● **Set exercise**: Take down each entry exactly as written.

-*-

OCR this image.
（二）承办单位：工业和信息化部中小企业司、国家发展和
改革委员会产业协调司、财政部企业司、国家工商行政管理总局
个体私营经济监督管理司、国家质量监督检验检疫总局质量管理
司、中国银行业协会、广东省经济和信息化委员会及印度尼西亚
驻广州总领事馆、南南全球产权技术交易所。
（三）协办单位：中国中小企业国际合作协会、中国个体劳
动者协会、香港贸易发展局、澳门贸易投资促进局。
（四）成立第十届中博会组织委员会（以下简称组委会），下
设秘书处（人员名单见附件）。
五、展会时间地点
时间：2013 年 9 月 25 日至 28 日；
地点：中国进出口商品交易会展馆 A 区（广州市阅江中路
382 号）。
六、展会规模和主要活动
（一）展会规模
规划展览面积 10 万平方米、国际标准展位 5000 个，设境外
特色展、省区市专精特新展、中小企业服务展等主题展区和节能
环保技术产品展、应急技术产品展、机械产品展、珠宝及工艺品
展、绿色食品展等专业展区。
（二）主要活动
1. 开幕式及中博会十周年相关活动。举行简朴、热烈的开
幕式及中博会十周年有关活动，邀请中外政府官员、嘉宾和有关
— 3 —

-*-

● **Output for this exercise**:
OCR this image.
（二）承办单位：工业和信息化部中小企业司、国家发展和
改革委员会产业协调司、财政部企业司、国家工商行政管理总局
个体私营经济监督管理司、国家质量监督检验检疫总局质量管理
司、中国银行业协会、广东省经济和信息化委员会及印度尼西亚
驻广州总领事馆、南南全球产权技术交易所。
（三）协办单位：中国中小企业国际合作协会、中国个体劳
动者协会、香港贸易发展局、澳门贸易投资促进局。
（四）成立第十届中博会组织委员会（以下简称组委会），下
设秘书处（人员名单见附件）。
五、展会时间地点
时间：2013 年 9 月 25 日至 28 日；
地点：中国进出口商品交易会展馆 A 区（广州市阅江中路
382 号）。
六、展会规模和主要活动
（一）展会规模
规划展览面积 10 万平方米、国际标准展位 5000 个，设境外
特色展、省区市专精特新展、中小企业服务展等主题展区和节能
环保技术产品展、应急技术产品展、机械产品展、珠宝及工艺品
展、绿色食品展等专业展区。
（二）主要活动
1. 开幕式及中博会十周年相关活动。举行简朴、热烈的开
幕式及中博会十周年有关活动，邀请中外政府官员、嘉宾和有关
— 3 —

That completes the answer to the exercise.